◆ MATERIAL FOR THIS TASK:
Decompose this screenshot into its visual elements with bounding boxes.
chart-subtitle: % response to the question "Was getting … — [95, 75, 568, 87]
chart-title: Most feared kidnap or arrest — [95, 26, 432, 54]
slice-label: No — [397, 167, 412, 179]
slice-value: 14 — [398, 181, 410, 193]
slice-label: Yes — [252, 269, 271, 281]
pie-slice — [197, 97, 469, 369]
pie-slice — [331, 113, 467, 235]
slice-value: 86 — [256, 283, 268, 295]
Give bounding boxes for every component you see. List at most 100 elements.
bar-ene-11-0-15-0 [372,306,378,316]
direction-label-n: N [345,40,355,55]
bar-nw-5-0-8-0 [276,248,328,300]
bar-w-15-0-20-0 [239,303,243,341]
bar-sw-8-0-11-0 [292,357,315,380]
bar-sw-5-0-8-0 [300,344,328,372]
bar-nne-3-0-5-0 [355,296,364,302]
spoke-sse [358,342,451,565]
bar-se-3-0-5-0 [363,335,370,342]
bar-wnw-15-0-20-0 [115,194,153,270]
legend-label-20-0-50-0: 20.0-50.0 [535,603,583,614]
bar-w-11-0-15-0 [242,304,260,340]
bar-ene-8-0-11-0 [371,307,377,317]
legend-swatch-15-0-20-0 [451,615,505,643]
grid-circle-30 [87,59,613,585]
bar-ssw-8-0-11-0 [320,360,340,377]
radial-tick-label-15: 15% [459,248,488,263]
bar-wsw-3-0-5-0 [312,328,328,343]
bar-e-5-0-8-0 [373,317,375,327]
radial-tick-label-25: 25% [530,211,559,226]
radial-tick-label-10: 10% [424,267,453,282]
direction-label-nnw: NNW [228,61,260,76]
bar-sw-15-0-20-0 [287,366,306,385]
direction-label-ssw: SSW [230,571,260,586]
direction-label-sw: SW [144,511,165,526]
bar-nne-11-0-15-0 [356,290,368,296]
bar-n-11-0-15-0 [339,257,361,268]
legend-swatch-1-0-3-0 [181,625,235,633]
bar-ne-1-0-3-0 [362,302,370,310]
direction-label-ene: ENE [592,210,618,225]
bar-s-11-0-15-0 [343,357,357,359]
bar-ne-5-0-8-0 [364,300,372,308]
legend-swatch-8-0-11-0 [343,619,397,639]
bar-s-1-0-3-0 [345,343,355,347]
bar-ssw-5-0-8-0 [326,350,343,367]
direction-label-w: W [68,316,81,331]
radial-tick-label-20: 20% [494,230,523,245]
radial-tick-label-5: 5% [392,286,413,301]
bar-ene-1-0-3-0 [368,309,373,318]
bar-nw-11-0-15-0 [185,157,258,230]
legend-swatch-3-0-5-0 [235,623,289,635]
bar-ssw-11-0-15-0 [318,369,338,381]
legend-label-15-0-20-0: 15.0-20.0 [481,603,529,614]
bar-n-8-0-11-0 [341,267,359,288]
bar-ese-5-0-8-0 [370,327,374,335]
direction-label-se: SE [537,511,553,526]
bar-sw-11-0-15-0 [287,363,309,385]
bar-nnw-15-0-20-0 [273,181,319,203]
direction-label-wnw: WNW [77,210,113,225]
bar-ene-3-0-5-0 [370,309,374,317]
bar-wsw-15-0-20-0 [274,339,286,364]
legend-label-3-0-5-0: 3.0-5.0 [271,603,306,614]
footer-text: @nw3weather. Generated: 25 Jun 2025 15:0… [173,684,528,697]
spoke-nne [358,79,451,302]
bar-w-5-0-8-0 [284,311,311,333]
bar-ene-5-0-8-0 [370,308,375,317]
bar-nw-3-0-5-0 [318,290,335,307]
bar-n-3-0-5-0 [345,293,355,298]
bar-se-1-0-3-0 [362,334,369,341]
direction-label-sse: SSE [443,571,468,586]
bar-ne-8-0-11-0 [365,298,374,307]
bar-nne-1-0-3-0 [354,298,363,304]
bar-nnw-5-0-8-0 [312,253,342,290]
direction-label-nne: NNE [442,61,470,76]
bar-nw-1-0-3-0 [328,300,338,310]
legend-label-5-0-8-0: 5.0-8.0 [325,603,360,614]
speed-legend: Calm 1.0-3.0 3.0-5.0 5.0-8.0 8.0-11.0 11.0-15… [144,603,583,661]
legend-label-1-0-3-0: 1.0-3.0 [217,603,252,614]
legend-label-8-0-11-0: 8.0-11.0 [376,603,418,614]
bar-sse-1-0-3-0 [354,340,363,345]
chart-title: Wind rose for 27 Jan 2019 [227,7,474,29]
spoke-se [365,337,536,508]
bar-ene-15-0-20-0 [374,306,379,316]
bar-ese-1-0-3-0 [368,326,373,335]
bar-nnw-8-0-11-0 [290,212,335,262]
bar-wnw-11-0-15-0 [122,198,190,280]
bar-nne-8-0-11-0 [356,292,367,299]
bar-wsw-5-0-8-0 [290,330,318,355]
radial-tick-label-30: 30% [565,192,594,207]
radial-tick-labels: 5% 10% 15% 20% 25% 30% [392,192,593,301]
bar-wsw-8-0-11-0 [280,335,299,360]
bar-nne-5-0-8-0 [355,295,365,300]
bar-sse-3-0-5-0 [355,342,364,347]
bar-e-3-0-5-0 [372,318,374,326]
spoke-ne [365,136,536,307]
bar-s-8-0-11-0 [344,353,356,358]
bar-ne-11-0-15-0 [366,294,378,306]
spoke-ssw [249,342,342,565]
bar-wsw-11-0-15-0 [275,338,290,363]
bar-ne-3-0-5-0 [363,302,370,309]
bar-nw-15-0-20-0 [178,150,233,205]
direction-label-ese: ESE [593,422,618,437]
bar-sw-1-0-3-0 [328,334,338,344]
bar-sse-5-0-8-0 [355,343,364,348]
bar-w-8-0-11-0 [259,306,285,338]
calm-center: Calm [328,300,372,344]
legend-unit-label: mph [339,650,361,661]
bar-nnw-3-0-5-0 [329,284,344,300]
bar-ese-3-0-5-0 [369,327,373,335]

◆ TASK DETAILS:
Reproduce every line of the items above verbatim, with no changes.

◆ COMPLETE RESPONSE:
Decompose this screenshot into its visual elements with bounding boxes.
chart-subtitle: % response to the question "Was getting … — [95, 75, 568, 87]
chart-title: Most feared kidnap or arrest — [95, 26, 432, 54]
slice-label: No — [397, 167, 412, 179]
slice-value: 14 — [398, 181, 410, 193]
slice-label: Yes — [252, 269, 271, 281]
pie-slice — [197, 97, 469, 369]
pie-slice — [331, 113, 467, 235]
slice-value: 86 — [256, 283, 268, 295]
Give bounding boxes for every component you see. List at most 100 elements.
bar-ene-11-0-15-0 [372,306,378,316]
direction-label-n: N [345,40,355,55]
bar-nw-5-0-8-0 [276,248,328,300]
bar-w-15-0-20-0 [239,303,243,341]
bar-sw-8-0-11-0 [292,357,315,380]
bar-sw-5-0-8-0 [300,344,328,372]
bar-nne-3-0-5-0 [355,296,364,302]
spoke-sse [358,342,451,565]
bar-se-3-0-5-0 [363,335,370,342]
bar-wnw-15-0-20-0 [115,194,153,270]
legend-label-20-0-50-0: 20.0-50.0 [535,603,583,614]
bar-w-11-0-15-0 [242,304,260,340]
bar-ene-8-0-11-0 [371,307,377,317]
legend-swatch-15-0-20-0 [451,615,505,643]
grid-circle-30 [87,59,613,585]
bar-ssw-8-0-11-0 [320,360,340,377]
radial-tick-label-15: 15% [459,248,488,263]
bar-wsw-3-0-5-0 [312,328,328,343]
bar-e-5-0-8-0 [373,317,375,327]
radial-tick-label-25: 25% [530,211,559,226]
radial-tick-label-10: 10% [424,267,453,282]
direction-label-nnw: NNW [228,61,260,76]
bar-sw-15-0-20-0 [287,366,306,385]
direction-label-ssw: SSW [230,571,260,586]
direction-label-sw: SW [144,511,165,526]
bar-nne-11-0-15-0 [356,290,368,296]
bar-n-11-0-15-0 [339,257,361,268]
legend-swatch-1-0-3-0 [181,625,235,633]
bar-ne-1-0-3-0 [362,302,370,310]
direction-label-ene: ENE [592,210,618,225]
bar-s-11-0-15-0 [343,357,357,359]
bar-ne-5-0-8-0 [364,300,372,308]
legend-swatch-8-0-11-0 [343,619,397,639]
bar-s-1-0-3-0 [345,343,355,347]
bar-ssw-5-0-8-0 [326,350,343,367]
direction-label-w: W [68,316,81,331]
radial-tick-label-20: 20% [494,230,523,245]
radial-tick-label-5: 5% [392,286,413,301]
bar-ene-1-0-3-0 [368,309,373,318]
bar-nw-11-0-15-0 [185,157,258,230]
legend-swatch-3-0-5-0 [235,623,289,635]
bar-ssw-11-0-15-0 [318,369,338,381]
legend-label-15-0-20-0: 15.0-20.0 [481,603,529,614]
bar-n-8-0-11-0 [341,267,359,288]
bar-ese-5-0-8-0 [370,327,374,335]
direction-label-se: SE [537,511,553,526]
bar-sw-11-0-15-0 [287,363,309,385]
bar-nnw-15-0-20-0 [273,181,319,203]
direction-label-wnw: WNW [77,210,113,225]
bar-ene-3-0-5-0 [370,309,374,317]
bar-wsw-15-0-20-0 [274,339,286,364]
legend-label-3-0-5-0: 3.0-5.0 [271,603,306,614]
footer-text: @nw3weather. Generated: 25 Jun 2025 15:0… [173,684,528,697]
spoke-nne [358,79,451,302]
bar-w-5-0-8-0 [284,311,311,333]
bar-ene-5-0-8-0 [370,308,375,317]
bar-nw-3-0-5-0 [318,290,335,307]
bar-n-3-0-5-0 [345,293,355,298]
bar-se-1-0-3-0 [362,334,369,341]
direction-label-sse: SSE [443,571,468,586]
bar-ne-8-0-11-0 [365,298,374,307]
bar-nne-1-0-3-0 [354,298,363,304]
bar-nnw-5-0-8-0 [312,253,342,290]
direction-label-nne: NNE [442,61,470,76]
bar-nw-1-0-3-0 [328,300,338,310]
legend-label-5-0-8-0: 5.0-8.0 [325,603,360,614]
speed-legend: Calm 1.0-3.0 3.0-5.0 5.0-8.0 8.0-11.0 11.0-15… [144,603,583,661]
legend-label-1-0-3-0: 1.0-3.0 [217,603,252,614]
legend-label-8-0-11-0: 8.0-11.0 [376,603,418,614]
bar-sse-1-0-3-0 [354,340,363,345]
chart-title: Wind rose for 27 Jan 2019 [227,7,474,29]
spoke-se [365,337,536,508]
bar-ene-15-0-20-0 [374,306,379,316]
bar-ese-1-0-3-0 [368,326,373,335]
bar-nnw-8-0-11-0 [290,212,335,262]
bar-wnw-11-0-15-0 [122,198,190,280]
bar-nne-8-0-11-0 [356,292,367,299]
bar-wsw-5-0-8-0 [290,330,318,355]
radial-tick-label-30: 30% [565,192,594,207]
radial-tick-labels: 5% 10% 15% 20% 25% 30% [392,192,593,301]
bar-wsw-8-0-11-0 [280,335,299,360]
bar-nne-5-0-8-0 [355,295,365,300]
bar-sse-3-0-5-0 [355,342,364,347]
bar-e-3-0-5-0 [372,318,374,326]
spoke-ne [365,136,536,307]
bar-s-8-0-11-0 [344,353,356,358]
bar-ne-11-0-15-0 [366,294,378,306]
spoke-ssw [249,342,342,565]
bar-wsw-11-0-15-0 [275,338,290,363]
bar-ne-3-0-5-0 [363,302,370,309]
bar-nw-15-0-20-0 [178,150,233,205]
direction-label-ese: ESE [593,422,618,437]
bar-sw-1-0-3-0 [328,334,338,344]
bar-sse-5-0-8-0 [355,343,364,348]
bar-w-8-0-11-0 [259,306,285,338]
calm-center: Calm [328,300,372,344]
legend-unit-label: mph [339,650,361,661]
bar-nnw-3-0-5-0 [329,284,344,300]
bar-ese-3-0-5-0 [369,327,373,335]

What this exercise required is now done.